* GOAL OF THE EXERCISE: Copy all lines in which the word "Arizona" can be found.

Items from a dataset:
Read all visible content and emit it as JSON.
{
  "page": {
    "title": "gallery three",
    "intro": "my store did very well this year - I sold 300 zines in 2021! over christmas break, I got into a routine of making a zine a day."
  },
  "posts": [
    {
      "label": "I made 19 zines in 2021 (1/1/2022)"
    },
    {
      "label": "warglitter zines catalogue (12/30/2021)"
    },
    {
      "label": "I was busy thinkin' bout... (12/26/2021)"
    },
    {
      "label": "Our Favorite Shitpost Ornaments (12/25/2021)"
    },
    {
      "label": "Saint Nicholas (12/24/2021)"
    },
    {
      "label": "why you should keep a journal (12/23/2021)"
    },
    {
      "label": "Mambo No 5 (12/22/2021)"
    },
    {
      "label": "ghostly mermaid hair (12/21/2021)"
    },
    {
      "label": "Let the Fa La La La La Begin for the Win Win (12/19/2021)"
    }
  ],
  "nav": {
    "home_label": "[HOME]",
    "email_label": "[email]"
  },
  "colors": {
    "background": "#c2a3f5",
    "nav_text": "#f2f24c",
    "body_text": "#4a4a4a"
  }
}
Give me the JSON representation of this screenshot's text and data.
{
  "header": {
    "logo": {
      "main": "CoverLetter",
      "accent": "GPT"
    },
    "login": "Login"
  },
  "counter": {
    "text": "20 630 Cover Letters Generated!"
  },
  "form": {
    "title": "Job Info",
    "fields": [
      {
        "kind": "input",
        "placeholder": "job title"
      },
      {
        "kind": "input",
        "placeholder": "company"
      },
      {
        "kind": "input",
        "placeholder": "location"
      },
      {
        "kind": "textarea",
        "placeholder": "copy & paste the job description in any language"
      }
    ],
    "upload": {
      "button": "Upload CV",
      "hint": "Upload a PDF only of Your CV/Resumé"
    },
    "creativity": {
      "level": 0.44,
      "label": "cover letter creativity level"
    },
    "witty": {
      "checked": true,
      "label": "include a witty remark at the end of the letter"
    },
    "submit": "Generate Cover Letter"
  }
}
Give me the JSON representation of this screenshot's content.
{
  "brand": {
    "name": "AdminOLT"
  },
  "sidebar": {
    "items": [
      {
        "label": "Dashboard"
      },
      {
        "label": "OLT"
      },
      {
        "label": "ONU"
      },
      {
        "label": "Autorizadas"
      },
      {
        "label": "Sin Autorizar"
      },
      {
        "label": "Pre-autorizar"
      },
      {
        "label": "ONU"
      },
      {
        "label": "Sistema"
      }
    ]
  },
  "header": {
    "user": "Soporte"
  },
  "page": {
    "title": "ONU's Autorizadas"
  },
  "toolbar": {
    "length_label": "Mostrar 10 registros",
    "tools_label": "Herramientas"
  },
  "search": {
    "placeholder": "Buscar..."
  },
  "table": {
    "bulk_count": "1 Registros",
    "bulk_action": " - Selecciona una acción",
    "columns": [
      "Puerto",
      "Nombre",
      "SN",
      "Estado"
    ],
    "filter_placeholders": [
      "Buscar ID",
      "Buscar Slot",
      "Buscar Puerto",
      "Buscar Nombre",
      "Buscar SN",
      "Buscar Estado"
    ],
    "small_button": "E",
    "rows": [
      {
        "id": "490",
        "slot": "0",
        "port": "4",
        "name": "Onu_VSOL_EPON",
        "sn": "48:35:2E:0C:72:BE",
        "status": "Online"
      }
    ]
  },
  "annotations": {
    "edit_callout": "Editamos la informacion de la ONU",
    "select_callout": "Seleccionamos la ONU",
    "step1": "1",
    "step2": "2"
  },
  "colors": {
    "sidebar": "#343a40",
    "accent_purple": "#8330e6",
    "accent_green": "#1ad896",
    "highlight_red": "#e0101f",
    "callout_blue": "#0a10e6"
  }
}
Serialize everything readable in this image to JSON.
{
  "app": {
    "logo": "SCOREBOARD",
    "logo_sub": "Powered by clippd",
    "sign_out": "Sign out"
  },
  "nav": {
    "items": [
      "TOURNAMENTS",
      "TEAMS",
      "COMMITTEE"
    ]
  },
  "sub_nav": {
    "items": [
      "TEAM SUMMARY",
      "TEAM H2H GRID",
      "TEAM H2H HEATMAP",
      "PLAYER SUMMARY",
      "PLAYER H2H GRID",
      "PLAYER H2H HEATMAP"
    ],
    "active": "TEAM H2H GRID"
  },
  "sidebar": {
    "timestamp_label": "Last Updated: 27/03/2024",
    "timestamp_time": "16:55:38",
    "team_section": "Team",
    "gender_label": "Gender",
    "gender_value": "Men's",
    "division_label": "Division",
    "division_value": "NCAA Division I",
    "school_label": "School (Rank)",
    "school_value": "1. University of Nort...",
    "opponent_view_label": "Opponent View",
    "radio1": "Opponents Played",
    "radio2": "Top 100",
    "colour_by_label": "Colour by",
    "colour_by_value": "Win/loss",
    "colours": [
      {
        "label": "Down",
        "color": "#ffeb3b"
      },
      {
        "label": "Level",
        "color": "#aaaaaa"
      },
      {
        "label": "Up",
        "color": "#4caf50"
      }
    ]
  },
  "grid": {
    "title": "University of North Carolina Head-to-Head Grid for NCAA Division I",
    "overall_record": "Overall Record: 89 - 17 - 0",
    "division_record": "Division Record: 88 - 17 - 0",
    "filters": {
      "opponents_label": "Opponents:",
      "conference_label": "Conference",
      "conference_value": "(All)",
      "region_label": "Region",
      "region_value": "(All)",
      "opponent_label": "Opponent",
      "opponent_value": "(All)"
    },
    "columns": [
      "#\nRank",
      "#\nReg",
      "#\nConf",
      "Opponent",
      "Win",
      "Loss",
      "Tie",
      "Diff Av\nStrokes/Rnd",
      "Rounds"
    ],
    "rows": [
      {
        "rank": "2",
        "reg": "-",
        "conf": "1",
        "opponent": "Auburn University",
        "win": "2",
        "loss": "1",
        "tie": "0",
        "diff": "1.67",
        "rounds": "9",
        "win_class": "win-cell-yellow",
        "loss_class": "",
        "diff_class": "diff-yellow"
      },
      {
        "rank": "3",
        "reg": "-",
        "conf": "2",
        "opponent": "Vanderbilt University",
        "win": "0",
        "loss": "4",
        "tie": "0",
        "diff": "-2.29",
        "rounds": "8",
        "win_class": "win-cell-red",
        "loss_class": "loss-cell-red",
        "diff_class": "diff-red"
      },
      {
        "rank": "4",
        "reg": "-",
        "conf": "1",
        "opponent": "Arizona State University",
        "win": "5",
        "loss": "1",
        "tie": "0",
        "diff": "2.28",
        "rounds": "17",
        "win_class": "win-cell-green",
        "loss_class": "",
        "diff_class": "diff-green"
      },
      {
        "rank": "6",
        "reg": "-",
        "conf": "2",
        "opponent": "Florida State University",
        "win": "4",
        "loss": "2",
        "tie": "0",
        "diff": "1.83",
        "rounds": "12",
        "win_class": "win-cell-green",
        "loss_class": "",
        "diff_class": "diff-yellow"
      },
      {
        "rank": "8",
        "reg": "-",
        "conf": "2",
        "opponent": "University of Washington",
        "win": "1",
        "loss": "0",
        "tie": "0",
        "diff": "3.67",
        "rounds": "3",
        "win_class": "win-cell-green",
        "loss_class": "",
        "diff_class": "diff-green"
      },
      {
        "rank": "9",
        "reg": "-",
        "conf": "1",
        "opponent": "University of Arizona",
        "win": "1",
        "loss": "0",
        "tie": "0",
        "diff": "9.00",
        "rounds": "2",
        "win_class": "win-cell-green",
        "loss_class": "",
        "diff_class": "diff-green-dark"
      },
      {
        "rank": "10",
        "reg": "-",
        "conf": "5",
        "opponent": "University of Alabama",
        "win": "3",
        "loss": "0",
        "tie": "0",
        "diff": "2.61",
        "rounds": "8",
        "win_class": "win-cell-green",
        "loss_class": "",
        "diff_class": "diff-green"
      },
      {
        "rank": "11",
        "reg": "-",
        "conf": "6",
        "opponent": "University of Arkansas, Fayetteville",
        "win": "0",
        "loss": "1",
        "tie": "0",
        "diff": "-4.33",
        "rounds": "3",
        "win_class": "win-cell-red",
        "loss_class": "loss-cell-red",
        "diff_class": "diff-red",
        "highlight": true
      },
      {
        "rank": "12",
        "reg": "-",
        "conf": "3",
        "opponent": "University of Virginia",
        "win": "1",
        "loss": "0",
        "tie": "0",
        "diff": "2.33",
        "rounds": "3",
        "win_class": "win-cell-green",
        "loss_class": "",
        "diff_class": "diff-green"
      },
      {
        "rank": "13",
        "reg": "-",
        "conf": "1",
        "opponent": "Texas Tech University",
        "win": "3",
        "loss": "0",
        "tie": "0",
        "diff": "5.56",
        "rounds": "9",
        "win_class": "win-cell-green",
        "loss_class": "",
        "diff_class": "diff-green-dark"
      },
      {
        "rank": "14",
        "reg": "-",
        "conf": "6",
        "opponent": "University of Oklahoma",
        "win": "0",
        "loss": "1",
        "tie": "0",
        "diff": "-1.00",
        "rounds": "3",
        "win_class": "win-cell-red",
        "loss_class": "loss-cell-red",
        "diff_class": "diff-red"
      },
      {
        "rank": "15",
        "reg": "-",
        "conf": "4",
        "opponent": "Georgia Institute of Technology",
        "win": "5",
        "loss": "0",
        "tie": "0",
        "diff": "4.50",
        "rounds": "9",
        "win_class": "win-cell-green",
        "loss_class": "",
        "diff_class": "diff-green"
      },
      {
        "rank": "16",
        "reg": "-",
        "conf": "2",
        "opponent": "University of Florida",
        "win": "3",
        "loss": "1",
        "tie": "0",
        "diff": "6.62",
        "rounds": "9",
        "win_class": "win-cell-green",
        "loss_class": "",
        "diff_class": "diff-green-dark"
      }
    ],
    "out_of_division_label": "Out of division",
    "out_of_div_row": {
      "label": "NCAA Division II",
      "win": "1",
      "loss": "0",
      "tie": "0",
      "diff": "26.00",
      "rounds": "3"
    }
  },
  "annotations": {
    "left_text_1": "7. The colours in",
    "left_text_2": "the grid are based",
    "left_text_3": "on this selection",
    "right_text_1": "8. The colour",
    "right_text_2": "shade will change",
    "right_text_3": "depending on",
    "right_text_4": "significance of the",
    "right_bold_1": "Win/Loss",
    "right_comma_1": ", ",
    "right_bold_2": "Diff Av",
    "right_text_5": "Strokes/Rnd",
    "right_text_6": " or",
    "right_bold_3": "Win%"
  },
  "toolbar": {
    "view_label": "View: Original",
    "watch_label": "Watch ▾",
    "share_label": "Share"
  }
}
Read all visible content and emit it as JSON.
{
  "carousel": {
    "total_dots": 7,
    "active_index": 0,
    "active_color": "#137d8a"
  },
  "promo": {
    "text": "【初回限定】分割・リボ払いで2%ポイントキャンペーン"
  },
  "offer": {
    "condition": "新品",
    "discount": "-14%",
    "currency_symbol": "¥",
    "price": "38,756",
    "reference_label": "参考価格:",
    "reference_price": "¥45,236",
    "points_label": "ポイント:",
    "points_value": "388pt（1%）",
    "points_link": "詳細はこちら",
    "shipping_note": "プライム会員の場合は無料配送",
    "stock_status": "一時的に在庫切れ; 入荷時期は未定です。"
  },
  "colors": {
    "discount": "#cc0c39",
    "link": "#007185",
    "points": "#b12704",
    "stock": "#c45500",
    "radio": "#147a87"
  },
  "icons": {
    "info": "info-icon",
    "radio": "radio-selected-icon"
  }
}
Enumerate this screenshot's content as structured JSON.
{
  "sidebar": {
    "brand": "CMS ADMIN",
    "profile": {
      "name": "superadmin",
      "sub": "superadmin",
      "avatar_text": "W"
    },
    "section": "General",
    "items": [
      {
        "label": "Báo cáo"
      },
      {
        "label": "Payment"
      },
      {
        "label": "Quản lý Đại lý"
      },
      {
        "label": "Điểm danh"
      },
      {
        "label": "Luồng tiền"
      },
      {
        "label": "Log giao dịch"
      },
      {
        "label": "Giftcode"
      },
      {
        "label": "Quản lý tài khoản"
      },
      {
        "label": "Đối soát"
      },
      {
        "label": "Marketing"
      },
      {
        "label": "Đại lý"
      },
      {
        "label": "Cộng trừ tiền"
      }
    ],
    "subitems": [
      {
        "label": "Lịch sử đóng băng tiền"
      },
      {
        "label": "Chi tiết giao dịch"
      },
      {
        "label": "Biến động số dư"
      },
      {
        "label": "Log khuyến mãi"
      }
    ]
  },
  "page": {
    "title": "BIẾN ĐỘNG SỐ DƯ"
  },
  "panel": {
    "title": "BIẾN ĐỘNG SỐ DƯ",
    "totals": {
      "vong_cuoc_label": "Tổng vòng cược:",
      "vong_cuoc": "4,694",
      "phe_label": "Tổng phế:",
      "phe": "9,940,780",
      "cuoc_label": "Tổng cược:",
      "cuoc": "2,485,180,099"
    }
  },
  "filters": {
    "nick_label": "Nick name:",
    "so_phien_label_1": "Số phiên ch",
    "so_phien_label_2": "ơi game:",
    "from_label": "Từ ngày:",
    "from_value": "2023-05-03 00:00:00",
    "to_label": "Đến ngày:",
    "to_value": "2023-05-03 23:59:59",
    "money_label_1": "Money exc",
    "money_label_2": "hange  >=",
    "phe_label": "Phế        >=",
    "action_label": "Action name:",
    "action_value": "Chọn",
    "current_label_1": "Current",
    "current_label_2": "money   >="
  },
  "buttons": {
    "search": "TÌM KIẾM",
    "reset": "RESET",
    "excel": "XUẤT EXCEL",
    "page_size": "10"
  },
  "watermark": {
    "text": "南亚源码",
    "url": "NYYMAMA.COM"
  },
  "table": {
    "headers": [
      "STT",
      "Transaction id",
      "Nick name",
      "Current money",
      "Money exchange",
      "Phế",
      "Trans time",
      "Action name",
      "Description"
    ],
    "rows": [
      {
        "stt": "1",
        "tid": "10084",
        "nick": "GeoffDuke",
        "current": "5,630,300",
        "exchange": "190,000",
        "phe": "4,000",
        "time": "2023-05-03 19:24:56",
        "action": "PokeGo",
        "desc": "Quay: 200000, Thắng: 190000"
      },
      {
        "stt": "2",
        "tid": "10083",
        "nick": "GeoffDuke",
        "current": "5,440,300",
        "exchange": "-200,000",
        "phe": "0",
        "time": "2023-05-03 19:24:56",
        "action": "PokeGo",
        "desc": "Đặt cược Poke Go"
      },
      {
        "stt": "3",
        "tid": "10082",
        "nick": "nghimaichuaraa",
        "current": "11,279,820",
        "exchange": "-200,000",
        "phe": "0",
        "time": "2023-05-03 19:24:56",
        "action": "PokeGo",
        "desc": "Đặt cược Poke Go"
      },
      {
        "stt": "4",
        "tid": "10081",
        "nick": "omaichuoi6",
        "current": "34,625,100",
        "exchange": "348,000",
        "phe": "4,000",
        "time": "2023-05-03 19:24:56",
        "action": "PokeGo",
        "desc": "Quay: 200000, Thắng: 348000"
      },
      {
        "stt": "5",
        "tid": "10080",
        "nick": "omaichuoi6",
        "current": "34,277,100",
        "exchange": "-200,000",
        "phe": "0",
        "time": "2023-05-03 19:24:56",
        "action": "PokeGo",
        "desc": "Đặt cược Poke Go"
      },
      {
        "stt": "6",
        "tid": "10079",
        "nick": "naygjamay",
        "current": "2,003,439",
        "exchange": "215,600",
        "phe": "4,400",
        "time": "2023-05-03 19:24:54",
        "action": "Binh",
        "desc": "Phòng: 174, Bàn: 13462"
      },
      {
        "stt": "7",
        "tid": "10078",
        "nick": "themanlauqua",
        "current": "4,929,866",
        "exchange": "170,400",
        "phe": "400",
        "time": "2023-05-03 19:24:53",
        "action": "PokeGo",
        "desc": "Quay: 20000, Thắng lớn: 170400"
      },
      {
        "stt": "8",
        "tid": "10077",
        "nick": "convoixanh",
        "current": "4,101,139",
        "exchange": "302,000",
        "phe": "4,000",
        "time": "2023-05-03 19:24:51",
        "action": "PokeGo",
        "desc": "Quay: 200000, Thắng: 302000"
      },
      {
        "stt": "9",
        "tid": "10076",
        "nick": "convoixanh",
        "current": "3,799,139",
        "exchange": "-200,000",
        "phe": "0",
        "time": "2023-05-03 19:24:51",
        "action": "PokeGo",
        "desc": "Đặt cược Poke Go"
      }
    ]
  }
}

* EXPECTED ANSWER:
        "opponent": "Arizona State University",
        "opponent": "University of Arizona",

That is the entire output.